- [EXERCISE DETAILS]: Copy each line that has the string "следующей" somewhere in it.

· · · · ·

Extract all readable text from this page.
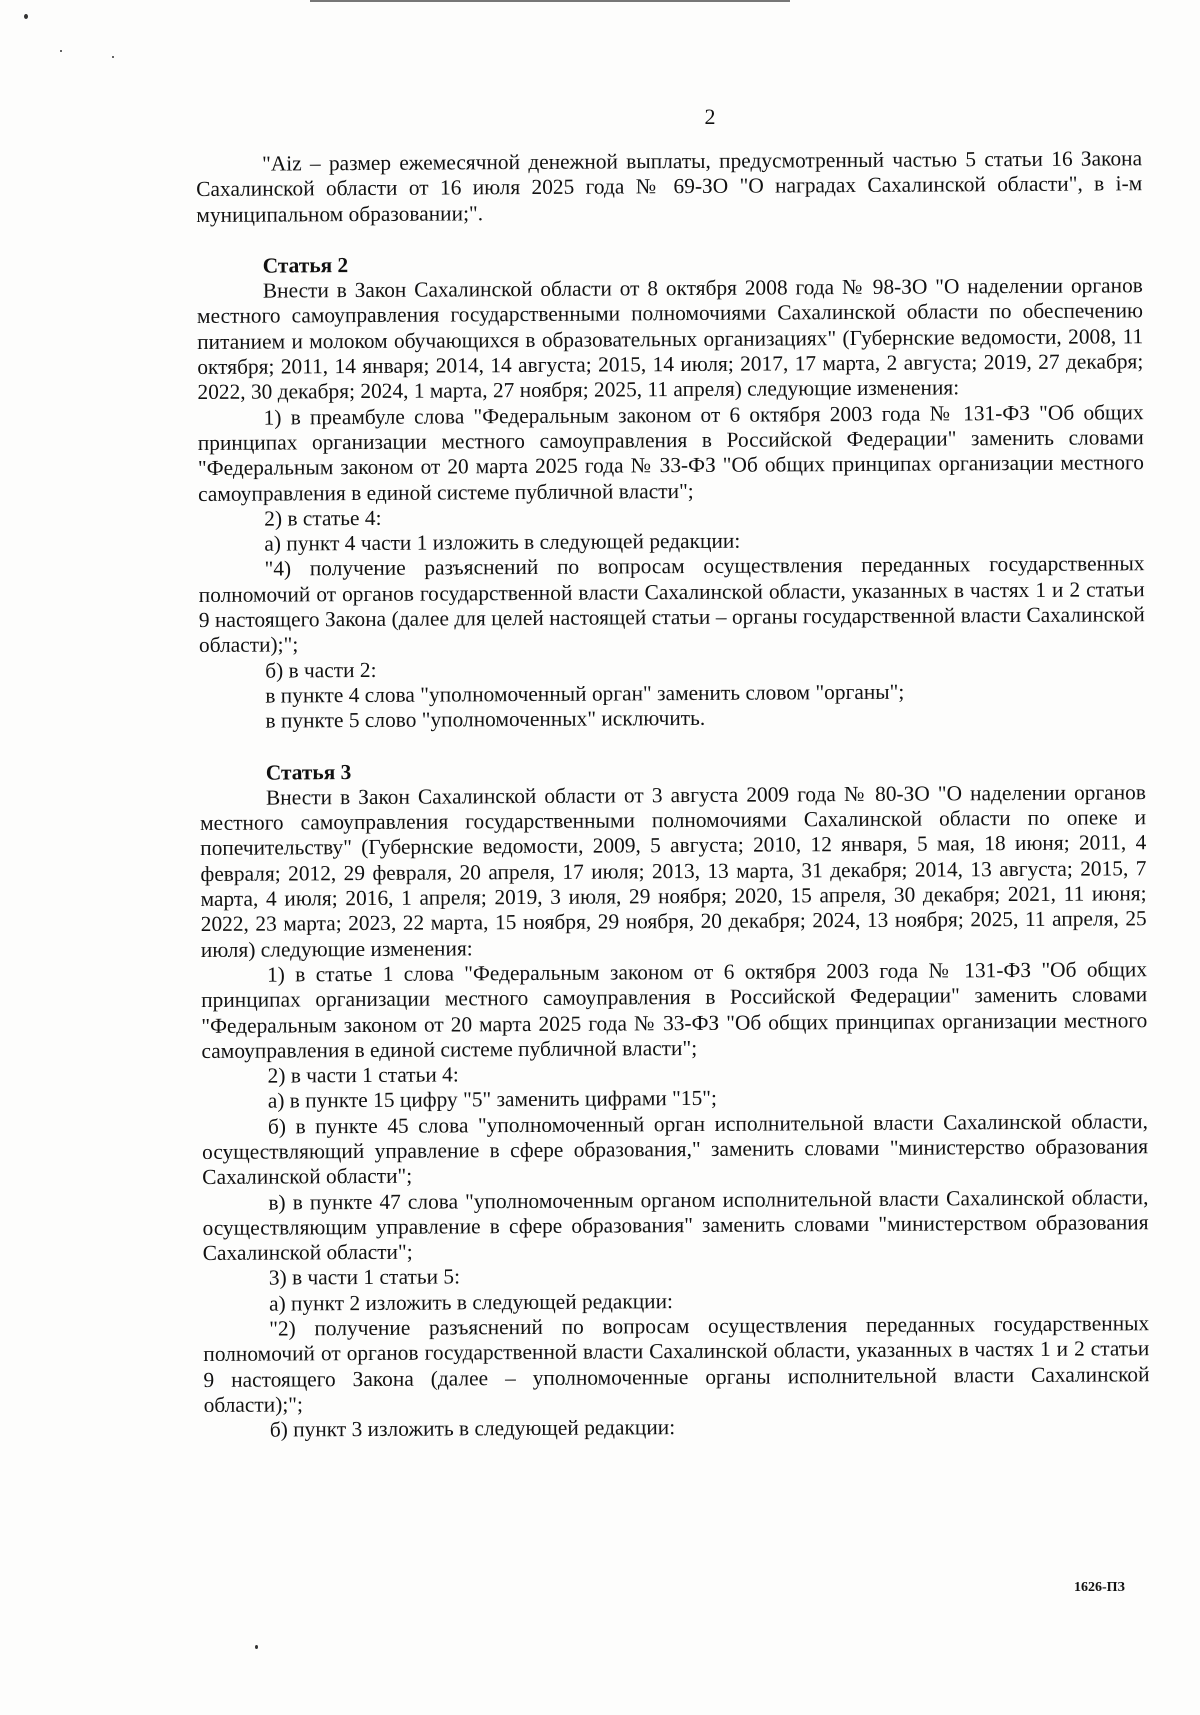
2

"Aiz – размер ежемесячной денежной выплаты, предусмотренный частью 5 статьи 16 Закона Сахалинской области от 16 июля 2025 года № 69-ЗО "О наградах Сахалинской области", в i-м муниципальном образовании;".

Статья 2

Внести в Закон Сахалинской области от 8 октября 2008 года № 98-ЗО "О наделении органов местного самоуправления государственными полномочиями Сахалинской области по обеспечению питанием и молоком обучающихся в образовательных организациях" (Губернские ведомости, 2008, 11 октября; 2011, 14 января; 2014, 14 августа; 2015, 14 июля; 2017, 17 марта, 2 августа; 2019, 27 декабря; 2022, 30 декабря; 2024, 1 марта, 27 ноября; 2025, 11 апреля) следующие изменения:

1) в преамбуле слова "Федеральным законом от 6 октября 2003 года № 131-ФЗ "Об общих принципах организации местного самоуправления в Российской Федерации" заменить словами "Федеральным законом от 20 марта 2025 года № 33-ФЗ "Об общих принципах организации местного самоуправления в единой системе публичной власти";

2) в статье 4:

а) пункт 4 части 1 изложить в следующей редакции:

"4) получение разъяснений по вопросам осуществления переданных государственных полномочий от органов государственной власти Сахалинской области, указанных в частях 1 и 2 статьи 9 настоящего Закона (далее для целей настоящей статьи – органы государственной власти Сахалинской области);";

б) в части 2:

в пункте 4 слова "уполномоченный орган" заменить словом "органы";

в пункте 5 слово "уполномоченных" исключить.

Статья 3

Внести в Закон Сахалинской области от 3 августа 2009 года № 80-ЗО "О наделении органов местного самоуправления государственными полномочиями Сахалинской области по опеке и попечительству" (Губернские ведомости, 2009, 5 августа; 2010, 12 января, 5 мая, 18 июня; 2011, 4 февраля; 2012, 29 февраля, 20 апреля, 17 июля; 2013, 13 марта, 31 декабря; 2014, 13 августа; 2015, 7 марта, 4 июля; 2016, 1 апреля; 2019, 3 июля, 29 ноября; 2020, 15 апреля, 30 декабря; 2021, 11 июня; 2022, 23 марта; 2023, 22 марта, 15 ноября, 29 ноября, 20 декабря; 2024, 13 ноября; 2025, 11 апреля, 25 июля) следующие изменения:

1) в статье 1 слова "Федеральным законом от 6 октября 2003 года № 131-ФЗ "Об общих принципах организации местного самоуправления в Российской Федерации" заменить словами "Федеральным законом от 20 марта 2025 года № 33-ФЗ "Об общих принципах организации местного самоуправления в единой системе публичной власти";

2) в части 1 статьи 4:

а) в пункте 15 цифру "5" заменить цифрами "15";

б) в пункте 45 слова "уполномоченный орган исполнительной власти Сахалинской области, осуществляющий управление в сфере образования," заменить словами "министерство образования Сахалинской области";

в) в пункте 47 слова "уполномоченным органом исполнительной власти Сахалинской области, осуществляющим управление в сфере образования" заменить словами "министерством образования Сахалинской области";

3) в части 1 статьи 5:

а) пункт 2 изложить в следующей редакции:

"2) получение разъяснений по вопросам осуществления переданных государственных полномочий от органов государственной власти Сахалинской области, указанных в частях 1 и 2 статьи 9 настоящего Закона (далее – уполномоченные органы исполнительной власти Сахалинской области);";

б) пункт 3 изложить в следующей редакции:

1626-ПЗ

· · · · ·

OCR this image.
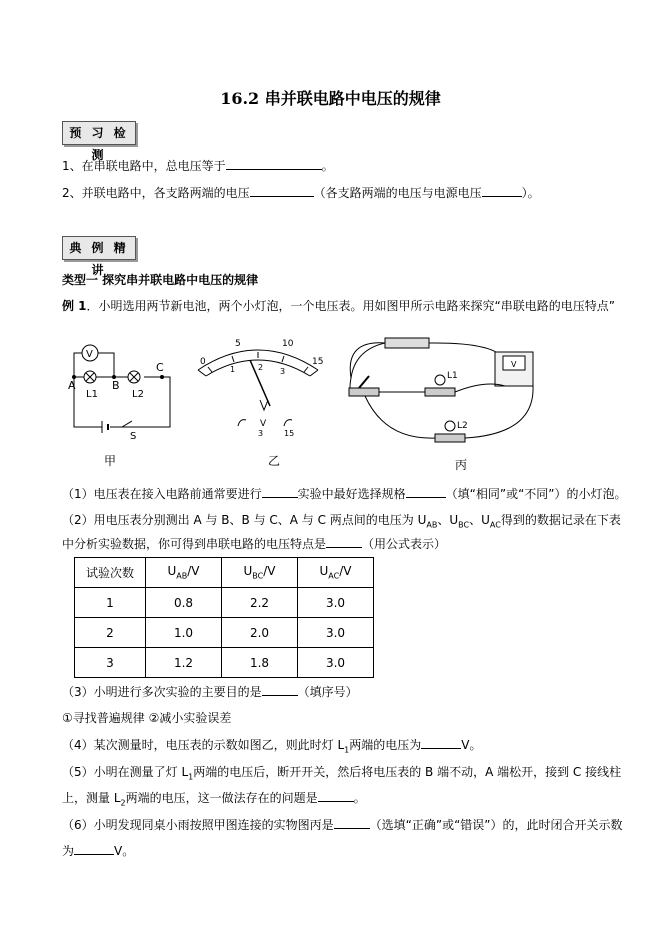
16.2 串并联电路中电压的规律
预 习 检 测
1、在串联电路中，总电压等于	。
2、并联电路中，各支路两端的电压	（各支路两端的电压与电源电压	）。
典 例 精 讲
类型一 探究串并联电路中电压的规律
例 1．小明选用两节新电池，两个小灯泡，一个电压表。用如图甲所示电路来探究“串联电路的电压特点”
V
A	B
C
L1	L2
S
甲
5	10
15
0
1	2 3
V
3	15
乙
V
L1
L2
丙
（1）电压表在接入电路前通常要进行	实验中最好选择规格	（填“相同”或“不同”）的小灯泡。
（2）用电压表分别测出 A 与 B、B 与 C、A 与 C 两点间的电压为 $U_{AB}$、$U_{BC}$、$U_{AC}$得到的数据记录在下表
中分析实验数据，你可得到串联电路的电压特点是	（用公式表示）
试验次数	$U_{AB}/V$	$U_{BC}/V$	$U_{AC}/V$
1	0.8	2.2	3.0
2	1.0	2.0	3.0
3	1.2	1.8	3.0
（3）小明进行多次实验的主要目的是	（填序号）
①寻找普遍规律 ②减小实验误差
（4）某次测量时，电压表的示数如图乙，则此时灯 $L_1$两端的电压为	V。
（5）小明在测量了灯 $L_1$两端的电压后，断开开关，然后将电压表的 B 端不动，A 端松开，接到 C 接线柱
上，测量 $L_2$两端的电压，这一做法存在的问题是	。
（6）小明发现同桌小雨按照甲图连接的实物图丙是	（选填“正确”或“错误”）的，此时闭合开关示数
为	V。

· · · · ·

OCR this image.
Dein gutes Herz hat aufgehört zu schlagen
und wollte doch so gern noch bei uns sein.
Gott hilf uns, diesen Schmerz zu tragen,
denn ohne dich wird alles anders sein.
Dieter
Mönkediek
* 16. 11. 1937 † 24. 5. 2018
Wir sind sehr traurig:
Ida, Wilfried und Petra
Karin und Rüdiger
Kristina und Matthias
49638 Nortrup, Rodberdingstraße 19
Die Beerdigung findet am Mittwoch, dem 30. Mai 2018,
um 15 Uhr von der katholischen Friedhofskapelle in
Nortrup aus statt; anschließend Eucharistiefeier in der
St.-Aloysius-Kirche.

· · · · ·

- [OUTPUT FOR THIS EXERCISE]:
а) пункт 4 части 1 изложить в следующей редакции:
а) пункт 2 изложить в следующей редакции:
б) пункт 3 изложить в следующей редакции:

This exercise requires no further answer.